__Goal__:
Copy all the entries below exactly, but not the pictures.
══ Material shown ══
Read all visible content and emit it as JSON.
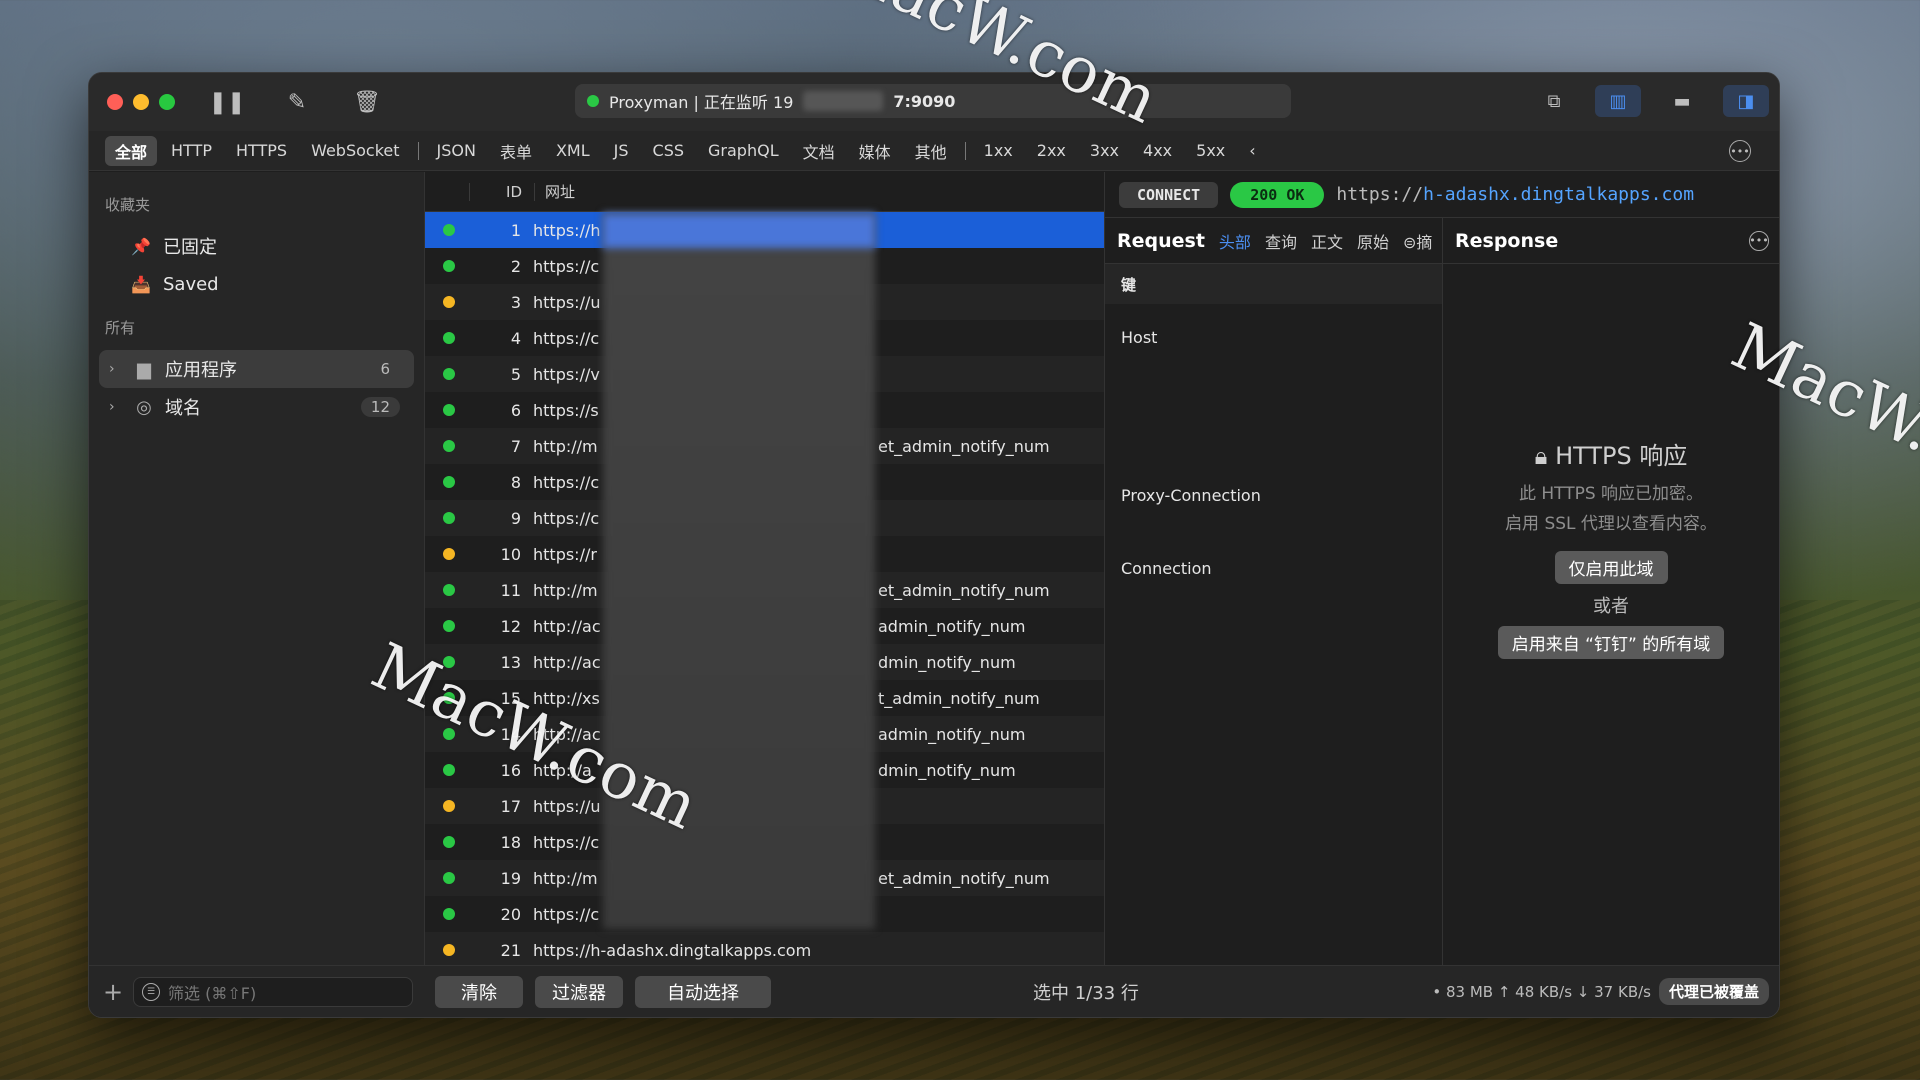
{
  "window": {
    "status_prefix": "Proxyman | 正在监听 19",
    "status_suffix": "7:9090"
  },
  "filters": [
    "全部",
    "HTTP",
    "HTTPS",
    "WebSocket",
    "JSON",
    "表单",
    "XML",
    "JS",
    "CSS",
    "GraphQL",
    "文档",
    "媒体",
    "其他",
    "1xx",
    "2xx",
    "3xx",
    "4xx",
    "5xx"
  ],
  "sidebar": {
    "favorites_header": "收藏夹",
    "pinned": "已固定",
    "saved": "Saved",
    "all_header": "所有",
    "apps_label": "应用程序",
    "apps_count": "6",
    "domains_label": "域名",
    "domains_count": "12"
  },
  "list": {
    "col_id": "ID",
    "col_url": "网址",
    "rows": [
      {
        "id": "1",
        "url": "https://h",
        "tail": "",
        "status": "green"
      },
      {
        "id": "2",
        "url": "https://c",
        "tail": "",
        "status": "green"
      },
      {
        "id": "3",
        "url": "https://u",
        "tail": "",
        "status": "yellow"
      },
      {
        "id": "4",
        "url": "https://c",
        "tail": "",
        "status": "green"
      },
      {
        "id": "5",
        "url": "https://v",
        "tail": "",
        "status": "green"
      },
      {
        "id": "6",
        "url": "https://s",
        "tail": "",
        "status": "green"
      },
      {
        "id": "7",
        "url": "http://m",
        "tail": "et_admin_notify_num",
        "status": "green"
      },
      {
        "id": "8",
        "url": "https://c",
        "tail": "",
        "status": "green"
      },
      {
        "id": "9",
        "url": "https://c",
        "tail": "",
        "status": "green"
      },
      {
        "id": "10",
        "url": "https://r",
        "tail": "",
        "status": "yellow"
      },
      {
        "id": "11",
        "url": "http://m",
        "tail": "et_admin_notify_num",
        "status": "green"
      },
      {
        "id": "12",
        "url": "http://ac",
        "tail": "admin_notify_num",
        "status": "green"
      },
      {
        "id": "13",
        "url": "http://ac",
        "tail": "dmin_notify_num",
        "status": "green"
      },
      {
        "id": "15",
        "url": "http://xs",
        "tail": "t_admin_notify_num",
        "status": "green"
      },
      {
        "id": "14",
        "url": "http://ac",
        "tail": "admin_notify_num",
        "status": "green"
      },
      {
        "id": "16",
        "url": "http://a",
        "tail": "dmin_notify_num",
        "status": "green"
      },
      {
        "id": "17",
        "url": "https://u",
        "tail": "",
        "status": "yellow"
      },
      {
        "id": "18",
        "url": "https://c",
        "tail": "",
        "status": "green"
      },
      {
        "id": "19",
        "url": "http://m",
        "tail": "et_admin_notify_num",
        "status": "green"
      },
      {
        "id": "20",
        "url": "https://c",
        "tail": "",
        "status": "green"
      },
      {
        "id": "21",
        "url": "https://h-adashx.dingtalkapps.com",
        "tail": "",
        "status": "yellow"
      }
    ]
  },
  "detail": {
    "method": "CONNECT",
    "status": "200 OK",
    "url_scheme": "https://",
    "url_host": "h-adashx.dingtalkapps.com",
    "request_title": "Request",
    "request_tabs": [
      "头部",
      "查询",
      "正文",
      "原始",
      "摘"
    ],
    "key_header": "键",
    "keys": [
      "Host",
      "Proxy-Connection",
      "Connection"
    ],
    "response_title": "Response",
    "https_title": "HTTPS 响应",
    "https_desc1": "此 HTTPS 响应已加密。",
    "https_desc2": "启用 SSL 代理以查看内容。",
    "enable_domain_btn": "仅启用此域",
    "or_text": "或者",
    "enable_all_btn": "启用来自 “钉钉” 的所有域"
  },
  "bottom": {
    "filter_placeholder": "筛选 (⌘⇧F)",
    "clear_btn": "清除",
    "filter_btn": "过滤器",
    "auto_select_btn": "自动选择",
    "selection": "选中 1/33 行",
    "stats": "• 83 MB ↑ 48 KB/s ↓ 37 KB/s",
    "proxy_badge": "代理已被覆盖"
  },
  "watermark": "MacW.com",
  "colors": {
    "green": "#2ac845",
    "yellow": "#f5b623",
    "accent": "#1b5fd8",
    "link": "#55a4ff"
  }
}
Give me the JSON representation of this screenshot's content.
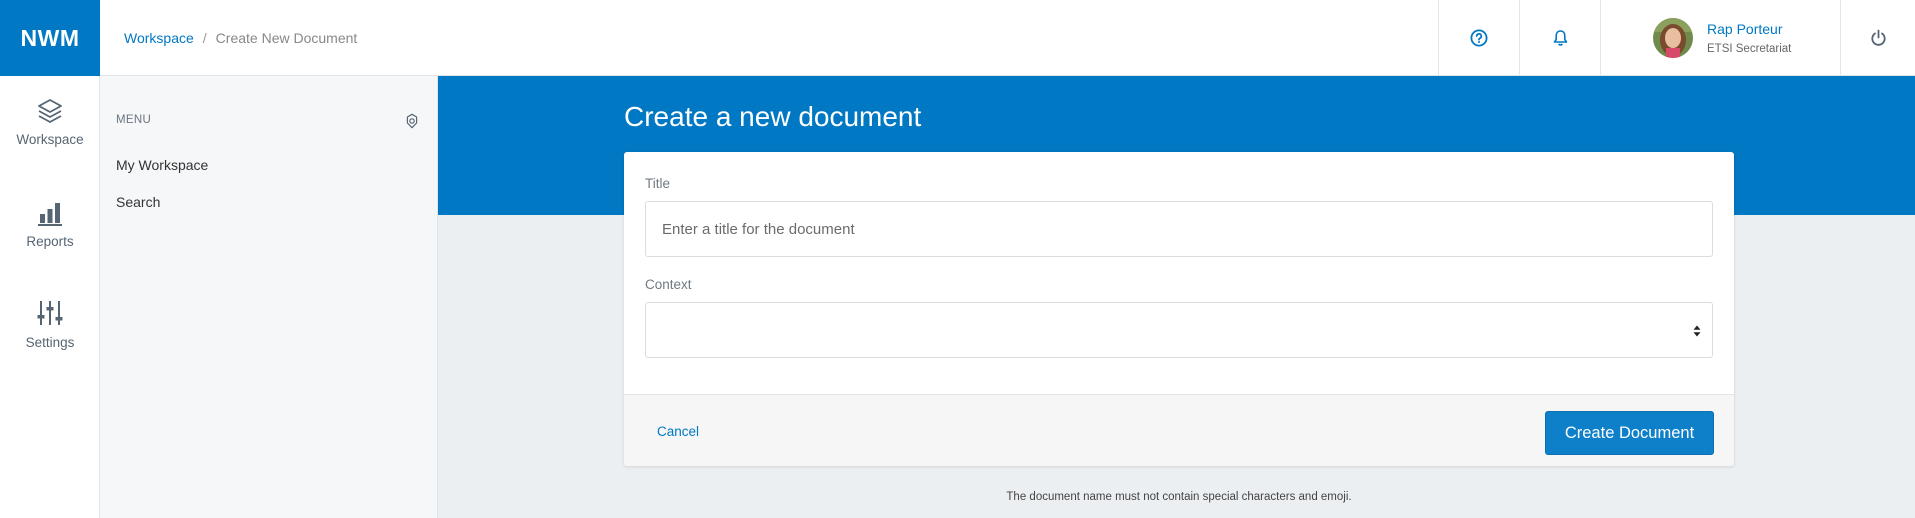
═══
__Exercise solution__:
Read all visible content and emit it as JSON.
{
  "window": {
    "status_prefix": "Proxyman | 正在监听 19",
    "status_suffix": "7:9090"
  },
  "filters": [
    "全部",
    "HTTP",
    "HTTPS",
    "WebSocket",
    "JSON",
    "表单",
    "XML",
    "JS",
    "CSS",
    "GraphQL",
    "文档",
    "媒体",
    "其他",
    "1xx",
    "2xx",
    "3xx",
    "4xx",
    "5xx"
  ],
  "sidebar": {
    "favorites_header": "收藏夹",
    "pinned": "已固定",
    "saved": "Saved",
    "all_header": "所有",
    "apps_label": "应用程序",
    "apps_count": "6",
    "domains_label": "域名",
    "domains_count": "12"
  },
  "list": {
    "col_id": "ID",
    "col_url": "网址",
    "rows": [
      {
        "id": "1",
        "url": "https://h",
        "tail": "",
        "status": "green"
      },
      {
        "id": "2",
        "url": "https://c",
        "tail": "",
        "status": "green"
      },
      {
        "id": "3",
        "url": "https://u",
        "tail": "",
        "status": "yellow"
      },
      {
        "id": "4",
        "url": "https://c",
        "tail": "",
        "status": "green"
      },
      {
        "id": "5",
        "url": "https://v",
        "tail": "",
        "status": "green"
      },
      {
        "id": "6",
        "url": "https://s",
        "tail": "",
        "status": "green"
      },
      {
        "id": "7",
        "url": "http://m",
        "tail": "et_admin_notify_num",
        "status": "green"
      },
      {
        "id": "8",
        "url": "https://c",
        "tail": "",
        "status": "green"
      },
      {
        "id": "9",
        "url": "https://c",
        "tail": "",
        "status": "green"
      },
      {
        "id": "10",
        "url": "https://r",
        "tail": "",
        "status": "yellow"
      },
      {
        "id": "11",
        "url": "http://m",
        "tail": "et_admin_notify_num",
        "status": "green"
      },
      {
        "id": "12",
        "url": "http://ac",
        "tail": "admin_notify_num",
        "status": "green"
      },
      {
        "id": "13",
        "url": "http://ac",
        "tail": "dmin_notify_num",
        "status": "green"
      },
      {
        "id": "15",
        "url": "http://xs",
        "tail": "t_admin_notify_num",
        "status": "green"
      },
      {
        "id": "14",
        "url": "http://ac",
        "tail": "admin_notify_num",
        "status": "green"
      },
      {
        "id": "16",
        "url": "http://a",
        "tail": "dmin_notify_num",
        "status": "green"
      },
      {
        "id": "17",
        "url": "https://u",
        "tail": "",
        "status": "yellow"
      },
      {
        "id": "18",
        "url": "https://c",
        "tail": "",
        "status": "green"
      },
      {
        "id": "19",
        "url": "http://m",
        "tail": "et_admin_notify_num",
        "status": "green"
      },
      {
        "id": "20",
        "url": "https://c",
        "tail": "",
        "status": "green"
      },
      {
        "id": "21",
        "url": "https://h-adashx.dingtalkapps.com",
        "tail": "",
        "status": "yellow"
      }
    ]
  },
  "detail": {
    "method": "CONNECT",
    "status": "200 OK",
    "url_scheme": "https://",
    "url_host": "h-adashx.dingtalkapps.com",
    "request_title": "Request",
    "request_tabs": [
      "头部",
      "查询",
      "正文",
      "原始",
      "摘"
    ],
    "key_header": "键",
    "keys": [
      "Host",
      "Proxy-Connection",
      "Connection"
    ],
    "response_title": "Response",
    "https_title": "HTTPS 响应",
    "https_desc1": "此 HTTPS 响应已加密。",
    "https_desc2": "启用 SSL 代理以查看内容。",
    "enable_domain_btn": "仅启用此域",
    "or_text": "或者",
    "enable_all_btn": "启用来自 “钉钉” 的所有域"
  },
  "bottom": {
    "filter_placeholder": "筛选 (⌘⇧F)",
    "clear_btn": "清除",
    "filter_btn": "过滤器",
    "auto_select_btn": "自动选择",
    "selection": "选中 1/33 行",
    "stats": "• 83 MB ↑ 48 KB/s ↓ 37 KB/s",
    "proxy_badge": "代理已被覆盖"
  },
  "watermark": "MacW.com",
  "colors": {
    "green": "#2ac845",
    "yellow": "#f5b623",
    "accent": "#1b5fd8",
    "link": "#55a4ff"
  }
}
Give me the JSON representation of this screenshot's content.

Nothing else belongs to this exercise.